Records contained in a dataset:
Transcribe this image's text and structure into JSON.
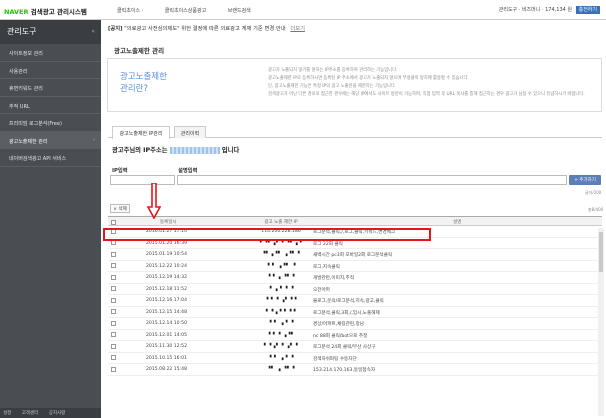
{
  "header": {
    "brand": "NAVER",
    "title": "검색광고 관리시스템",
    "nav": [
      "클릭초이스 ·",
      "클릭초이스상품광고",
      "브랜드검색"
    ],
    "right": [
      "관리도구 ·",
      "비즈머니 ·",
      "174,134 원",
      "충전하기"
    ]
  },
  "sidebar": {
    "title": "관리도구",
    "toggle": "«",
    "items": [
      {
        "label": "사이트정보 관리"
      },
      {
        "label": "사용관리"
      },
      {
        "label": "휴면키워드 관리"
      },
      {
        "label": "추적 URL"
      },
      {
        "label": "프리미엄 로그분석(Free)"
      },
      {
        "label": "광고노출제한 관리"
      },
      {
        "label": "네이버검색광고 API 서비스"
      }
    ],
    "footer": [
      "설정",
      "고객센터",
      "공지사항"
    ]
  },
  "notice": {
    "tag": "[공지]",
    "text": "\"의료광고 사전심의제도\" 위헌 결정에 따른 의료광고 게재 기준 변경 안내",
    "more": "더보기"
  },
  "page": {
    "title": "광고노출제한 관리",
    "info_title_1": "광고노출제한",
    "info_title_2": "관리란?",
    "info_lines": [
      "광고가 노출되지 않기를 원하는 IP주소를 등록하여 관리하는 기능입니다.",
      "광고노출제한 IP로 등록하시면 등록된 IP 주소에서 광고가 노출되지 않으며 부정클릭 방지에 활용할 수 있습니다.",
      "단, 광고노출제한 기능은 특정 IP의 광고 노출만을 제한하는 기능입니다.",
      "검색광고가 아닌 다른 경로로 접근한 경우에는 해당 IP에서도 사이트 방문이 가능하며, 직접 입력 후 URL 복사를 통해 접근하는 경우 광고가 남용 수 있으니 유념하시기 바랍니다."
    ],
    "tabs": [
      "광고노출제한 IP관리",
      "관리이력"
    ],
    "ip_prefix": "광고주님의 IP주소는",
    "ip_suffix": "입니다",
    "label_ip": "IP입력",
    "label_desc": "설명입력",
    "add_button": "+ 추가하기",
    "char_count": "글자/200",
    "delete_button": "× 삭제",
    "total": "총8/400"
  },
  "table": {
    "headers": [
      "등록일시",
      "광고 노출 제한 IP",
      "설명"
    ],
    "rows": [
      {
        "date": "2016.01.27 17:10",
        "ip": "114.200.228.186",
        "desc": "로그분석,클릭,/,로그,클릭,키워드,변경체크"
      },
      {
        "date": "2015.01.20 16:39",
        "ip": "▘▝▘▗▘▝ ▝▘▗▝",
        "desc": "로그 22회 클릭"
      },
      {
        "date": "2015.01.19 10:54",
        "ip": "▝▘▗▝▘ ▗▝▘▝",
        "desc": "새벽시간 pc3회 모바일2회 로그분석클릭"
      },
      {
        "date": "2015.12.22 10:24",
        "ip": "▝ ▘ ▗▝▘ ▝",
        "desc": "로그,지속클릭"
      },
      {
        "date": "2015.12.19 14:32",
        "ip": "▝ ▘▗ ▝▘▝",
        "desc": "개발관련,이미지,추적"
      },
      {
        "date": "2015.12.18 11:52",
        "ip": "▝ ▗ ▘▝ ▝",
        "desc": "오전아퍼"
      },
      {
        "date": "2015.12.16 17:04",
        "ip": "▝ ▘▝ ▗▘▝▝",
        "desc": "불로그,문의/로그분석,지속,광고,클릭"
      },
      {
        "date": "2015.12.15 14:48",
        "ip": "▘▝▗▝ ▘▝▝",
        "desc": "로그분석,클릭,3회,/,입시,노출해제"
      },
      {
        "date": "2015.12.14 10:50",
        "ip": "▝ ▘ ▗▝ ▝",
        "desc": "경상/아파트,채팅관련,정남"
      },
      {
        "date": "2015.12.01 14:05",
        "ip": "▝ ▘▝ ▗▝▘",
        "desc": "nc 88회 클릭/bot으로 추정"
      },
      {
        "date": "2015.11.30 12:52",
        "ip": "▘▝▗▘▝ ▗▘▝",
        "desc": "로그분석 24회 클릭/부산 사상구"
      },
      {
        "date": "2015.10.15 16:01",
        "ip": "▝ ▘ ▗▝ ▝",
        "desc": "검색자쉬펴팅 수동차단"
      },
      {
        "date": "2015.08.22 15:48",
        "ip": "▝▘ ▗ ▝▘▝",
        "desc": "153.214.170.163,동일접속자"
      }
    ]
  },
  "colors": {
    "highlight": "#e8141b",
    "sidebar": "#4a4d52",
    "accent": "#5b7fb8"
  }
}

__DIRECTIVE__
Output the full set of records above without changing a word, and drop the images.

__TASK SOLUTION__
Transcribe this image's text and structure into JSON.
{
  "header": {
    "brand": "NAVER",
    "title": "검색광고 관리시스템",
    "nav": [
      "클릭초이스 ·",
      "클릭초이스상품광고",
      "브랜드검색"
    ],
    "right": [
      "관리도구 ·",
      "비즈머니 ·",
      "174,134 원",
      "충전하기"
    ]
  },
  "sidebar": {
    "title": "관리도구",
    "toggle": "«",
    "items": [
      {
        "label": "사이트정보 관리"
      },
      {
        "label": "사용관리"
      },
      {
        "label": "휴면키워드 관리"
      },
      {
        "label": "추적 URL"
      },
      {
        "label": "프리미엄 로그분석(Free)"
      },
      {
        "label": "광고노출제한 관리"
      },
      {
        "label": "네이버검색광고 API 서비스"
      }
    ],
    "footer": [
      "설정",
      "고객센터",
      "공지사항"
    ]
  },
  "notice": {
    "tag": "[공지]",
    "text": "\"의료광고 사전심의제도\" 위헌 결정에 따른 의료광고 게재 기준 변경 안내",
    "more": "더보기"
  },
  "page": {
    "title": "광고노출제한 관리",
    "info_title_1": "광고노출제한",
    "info_title_2": "관리란?",
    "info_lines": [
      "광고가 노출되지 않기를 원하는 IP주소를 등록하여 관리하는 기능입니다.",
      "광고노출제한 IP로 등록하시면 등록된 IP 주소에서 광고가 노출되지 않으며 부정클릭 방지에 활용할 수 있습니다.",
      "단, 광고노출제한 기능은 특정 IP의 광고 노출만을 제한하는 기능입니다.",
      "검색광고가 아닌 다른 경로로 접근한 경우에는 해당 IP에서도 사이트 방문이 가능하며, 직접 입력 후 URL 복사를 통해 접근하는 경우 광고가 남용 수 있으니 유념하시기 바랍니다."
    ],
    "tabs": [
      "광고노출제한 IP관리",
      "관리이력"
    ],
    "ip_prefix": "광고주님의 IP주소는",
    "ip_suffix": "입니다",
    "label_ip": "IP입력",
    "label_desc": "설명입력",
    "add_button": "+ 추가하기",
    "char_count": "글자/200",
    "delete_button": "× 삭제",
    "total": "총8/400"
  },
  "table": {
    "headers": [
      "등록일시",
      "광고 노출 제한 IP",
      "설명"
    ],
    "rows": [
      {
        "date": "2016.01.27 17:10",
        "ip": "114.200.228.186",
        "desc": "로그분석,클릭,/,로그,클릭,키워드,변경체크"
      },
      {
        "date": "2015.01.20 16:39",
        "ip": "▘▝▘▗▘▝ ▝▘▗▝",
        "desc": "로그 22회 클릭"
      },
      {
        "date": "2015.01.19 10:54",
        "ip": "▝▘▗▝▘ ▗▝▘▝",
        "desc": "새벽시간 pc3회 모바일2회 로그분석클릭"
      },
      {
        "date": "2015.12.22 10:24",
        "ip": "▝ ▘ ▗▝▘ ▝",
        "desc": "로그,지속클릭"
      },
      {
        "date": "2015.12.19 14:32",
        "ip": "▝ ▘▗ ▝▘▝",
        "desc": "개발관련,이미지,추적"
      },
      {
        "date": "2015.12.18 11:52",
        "ip": "▝ ▗ ▘▝ ▝",
        "desc": "오전아퍼"
      },
      {
        "date": "2015.12.16 17:04",
        "ip": "▝ ▘▝ ▗▘▝▝",
        "desc": "불로그,문의/로그분석,지속,광고,클릭"
      },
      {
        "date": "2015.12.15 14:48",
        "ip": "▘▝▗▝ ▘▝▝",
        "desc": "로그분석,클릭,3회,/,입시,노출해제"
      },
      {
        "date": "2015.12.14 10:50",
        "ip": "▝ ▘ ▗▝ ▝",
        "desc": "경상/아파트,채팅관련,정남"
      },
      {
        "date": "2015.12.01 14:05",
        "ip": "▝ ▘▝ ▗▝▘",
        "desc": "nc 88회 클릭/bot으로 추정"
      },
      {
        "date": "2015.11.30 12:52",
        "ip": "▘▝▗▘▝ ▗▘▝",
        "desc": "로그분석 24회 클릭/부산 사상구"
      },
      {
        "date": "2015.10.15 16:01",
        "ip": "▝ ▘ ▗▝ ▝",
        "desc": "검색자쉬펴팅 수동차단"
      },
      {
        "date": "2015.08.22 15:48",
        "ip": "▝▘ ▗ ▝▘▝",
        "desc": "153.214.170.163,동일접속자"
      }
    ]
  },
  "colors": {
    "highlight": "#e8141b",
    "sidebar": "#4a4d52",
    "accent": "#5b7fb8"
  }
}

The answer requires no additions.